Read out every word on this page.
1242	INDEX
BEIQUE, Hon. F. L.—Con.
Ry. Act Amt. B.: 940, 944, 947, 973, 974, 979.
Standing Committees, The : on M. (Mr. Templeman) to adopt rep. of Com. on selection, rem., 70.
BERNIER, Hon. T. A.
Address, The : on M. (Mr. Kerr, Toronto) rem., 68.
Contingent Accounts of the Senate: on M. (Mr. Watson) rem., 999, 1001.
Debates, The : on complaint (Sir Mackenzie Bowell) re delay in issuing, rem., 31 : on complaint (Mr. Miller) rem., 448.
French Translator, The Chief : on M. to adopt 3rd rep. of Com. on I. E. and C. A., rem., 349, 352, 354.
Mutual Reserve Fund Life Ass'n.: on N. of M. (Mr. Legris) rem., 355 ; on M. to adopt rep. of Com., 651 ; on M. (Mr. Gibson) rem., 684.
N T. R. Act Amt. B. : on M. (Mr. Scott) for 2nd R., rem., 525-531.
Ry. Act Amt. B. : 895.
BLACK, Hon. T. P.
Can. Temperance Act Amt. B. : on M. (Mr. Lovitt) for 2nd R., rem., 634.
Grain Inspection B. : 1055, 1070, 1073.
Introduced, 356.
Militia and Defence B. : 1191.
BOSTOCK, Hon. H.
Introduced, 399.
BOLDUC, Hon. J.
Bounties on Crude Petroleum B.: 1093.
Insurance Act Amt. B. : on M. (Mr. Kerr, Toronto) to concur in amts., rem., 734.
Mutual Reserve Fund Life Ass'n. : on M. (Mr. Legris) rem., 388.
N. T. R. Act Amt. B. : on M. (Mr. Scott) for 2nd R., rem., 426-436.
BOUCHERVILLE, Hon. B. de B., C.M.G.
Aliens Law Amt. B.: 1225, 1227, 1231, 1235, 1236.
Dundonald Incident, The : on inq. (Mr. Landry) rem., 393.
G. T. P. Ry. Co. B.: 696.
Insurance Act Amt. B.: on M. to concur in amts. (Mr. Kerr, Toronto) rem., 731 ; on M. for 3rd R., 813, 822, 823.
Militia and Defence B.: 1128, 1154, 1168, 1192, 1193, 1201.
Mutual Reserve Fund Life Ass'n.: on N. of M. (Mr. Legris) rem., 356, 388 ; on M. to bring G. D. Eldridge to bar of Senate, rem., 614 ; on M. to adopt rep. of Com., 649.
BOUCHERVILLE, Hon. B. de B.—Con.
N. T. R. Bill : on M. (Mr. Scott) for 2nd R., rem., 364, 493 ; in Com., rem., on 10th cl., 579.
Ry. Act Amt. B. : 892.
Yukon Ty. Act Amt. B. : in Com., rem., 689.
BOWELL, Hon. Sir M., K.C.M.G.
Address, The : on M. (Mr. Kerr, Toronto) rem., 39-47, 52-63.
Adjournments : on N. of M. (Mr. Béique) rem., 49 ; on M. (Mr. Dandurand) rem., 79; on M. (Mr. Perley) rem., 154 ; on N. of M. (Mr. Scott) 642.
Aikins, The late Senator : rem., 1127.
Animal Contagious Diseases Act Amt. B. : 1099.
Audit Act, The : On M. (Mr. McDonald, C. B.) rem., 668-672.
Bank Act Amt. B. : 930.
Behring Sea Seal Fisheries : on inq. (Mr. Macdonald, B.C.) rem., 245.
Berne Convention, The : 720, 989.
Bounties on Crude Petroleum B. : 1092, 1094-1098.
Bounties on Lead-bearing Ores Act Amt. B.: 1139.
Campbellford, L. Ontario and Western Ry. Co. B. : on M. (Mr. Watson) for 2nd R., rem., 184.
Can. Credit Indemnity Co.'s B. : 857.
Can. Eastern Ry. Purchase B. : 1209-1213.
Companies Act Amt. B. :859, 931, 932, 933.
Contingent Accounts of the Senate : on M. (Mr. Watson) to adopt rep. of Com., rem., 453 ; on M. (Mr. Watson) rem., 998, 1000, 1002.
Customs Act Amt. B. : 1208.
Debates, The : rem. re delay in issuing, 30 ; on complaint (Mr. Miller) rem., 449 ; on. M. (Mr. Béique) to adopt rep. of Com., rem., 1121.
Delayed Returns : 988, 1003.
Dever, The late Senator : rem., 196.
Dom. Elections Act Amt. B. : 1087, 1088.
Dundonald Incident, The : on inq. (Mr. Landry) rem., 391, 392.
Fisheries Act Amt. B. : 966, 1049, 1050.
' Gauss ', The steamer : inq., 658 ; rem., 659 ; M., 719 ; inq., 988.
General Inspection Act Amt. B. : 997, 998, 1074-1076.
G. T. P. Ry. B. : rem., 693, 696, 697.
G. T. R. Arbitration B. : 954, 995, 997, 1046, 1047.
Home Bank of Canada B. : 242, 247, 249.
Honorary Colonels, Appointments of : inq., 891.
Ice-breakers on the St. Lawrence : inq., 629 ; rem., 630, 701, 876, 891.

■ ■ ■

> **Exercise description**
Go through the records and print each one exactly.

> **Correct output**
Read out every word on this page.
1242	INDEX
BEIQUE, Hon. F. L.—Con.
Ry. Act Amt. B.: 940, 944, 947, 973, 974, 979.
Standing Committees, The : on M. (Mr. Templeman) to adopt rep. of Com. on selection, rem., 70.
BERNIER, Hon. T. A.
Address, The : on M. (Mr. Kerr, Toronto) rem., 68.
Contingent Accounts of the Senate: on M. (Mr. Watson) rem., 999, 1001.
Debates, The : on complaint (Sir Mackenzie Bowell) re delay in issuing, rem., 31 : on complaint (Mr. Miller) rem., 448.
French Translator, The Chief : on M. to adopt 3rd rep. of Com. on I. E. and C. A., rem., 349, 352, 354.
Mutual Reserve Fund Life Ass'n.: on N. of M. (Mr. Legris) rem., 355 ; on M. to adopt rep. of Com., 651 ; on M. (Mr. Gibson) rem., 684.
N T. R. Act Amt. B. : on M. (Mr. Scott) for 2nd R., rem., 525-531.
Ry. Act Amt. B. : 895.
BLACK, Hon. T. P.
Can. Temperance Act Amt. B. : on M. (Mr. Lovitt) for 2nd R., rem., 634.
Grain Inspection B. : 1055, 1070, 1073.
Introduced, 356.
Militia and Defence B. : 1191.
BOSTOCK, Hon. H.
Introduced, 399.
BOLDUC, Hon. J.
Bounties on Crude Petroleum B.: 1093.
Insurance Act Amt. B. : on M. (Mr. Kerr, Toronto) to concur in amts., rem., 734.
Mutual Reserve Fund Life Ass'n. : on M. (Mr. Legris) rem., 388.
N. T. R. Act Amt. B. : on M. (Mr. Scott) for 2nd R., rem., 426-436.
BOUCHERVILLE, Hon. B. de B., C.M.G.
Aliens Law Amt. B.: 1225, 1227, 1231, 1235, 1236.
Dundonald Incident, The : on inq. (Mr. Landry) rem., 393.
G. T. P. Ry. Co. B.: 696.
Insurance Act Amt. B.: on M. to concur in amts. (Mr. Kerr, Toronto) rem., 731 ; on M. for 3rd R., 813, 822, 823.
Militia and Defence B.: 1128, 1154, 1168, 1192, 1193, 1201.
Mutual Reserve Fund Life Ass'n.: on N. of M. (Mr. Legris) rem., 356, 388 ; on M. to bring G. D. Eldridge to bar of Senate, rem., 614 ; on M. to adopt rep. of Com., 649.
BOUCHERVILLE, Hon. B. de B.—Con.
N. T. R. Bill : on M. (Mr. Scott) for 2nd R., rem., 364, 493 ; in Com., rem., on 10th cl., 579.
Ry. Act Amt. B. : 892.
Yukon Ty. Act Amt. B. : in Com., rem., 689.
BOWELL, Hon. Sir M., K.C.M.G.
Address, The : on M. (Mr. Kerr, Toronto) rem., 39-47, 52-63.
Adjournments : on N. of M. (Mr. Béique) rem., 49 ; on M. (Mr. Dandurand) rem., 79; on M. (Mr. Perley) rem., 154 ; on N. of M. (Mr. Scott) 642.
Aikins, The late Senator : rem., 1127.
Animal Contagious Diseases Act Amt. B. : 1099.
Audit Act, The : On M. (Mr. McDonald, C. B.) rem., 668-672.
Bank Act Amt. B. : 930.
Behring Sea Seal Fisheries : on inq. (Mr. Macdonald, B.C.) rem., 245.
Berne Convention, The : 720, 989.
Bounties on Crude Petroleum B. : 1092, 1094-1098.
Bounties on Lead-bearing Ores Act Amt. B.: 1139.
Campbellford, L. Ontario and Western Ry. Co. B. : on M. (Mr. Watson) for 2nd R., rem., 184.
Can. Credit Indemnity Co.'s B. : 857.
Can. Eastern Ry. Purchase B. : 1209-1213.
Companies Act Amt. B. :859, 931, 932, 933.
Contingent Accounts of the Senate : on M. (Mr. Watson) to adopt rep. of Com., rem., 453 ; on M. (Mr. Watson) rem., 998, 1000, 1002.
Customs Act Amt. B. : 1208.
Debates, The : rem. re delay in issuing, 30 ; on complaint (Mr. Miller) rem., 449 ; on. M. (Mr. Béique) to adopt rep. of Com., rem., 1121.
Delayed Returns : 988, 1003.
Dever, The late Senator : rem., 196.
Dom. Elections Act Amt. B. : 1087, 1088.
Dundonald Incident, The : on inq. (Mr. Landry) rem., 391, 392.
Fisheries Act Amt. B. : 966, 1049, 1050.
' Gauss ', The steamer : inq., 658 ; rem., 659 ; M., 719 ; inq., 988.
General Inspection Act Amt. B. : 997, 998, 1074-1076.
G. T. P. Ry. B. : rem., 693, 696, 697.
G. T. R. Arbitration B. : 954, 995, 997, 1046, 1047.
Home Bank of Canada B. : 242, 247, 249.
Honorary Colonels, Appointments of : inq., 891.
Ice-breakers on the St. Lawrence : inq., 629 ; rem., 630, 701, 876, 891.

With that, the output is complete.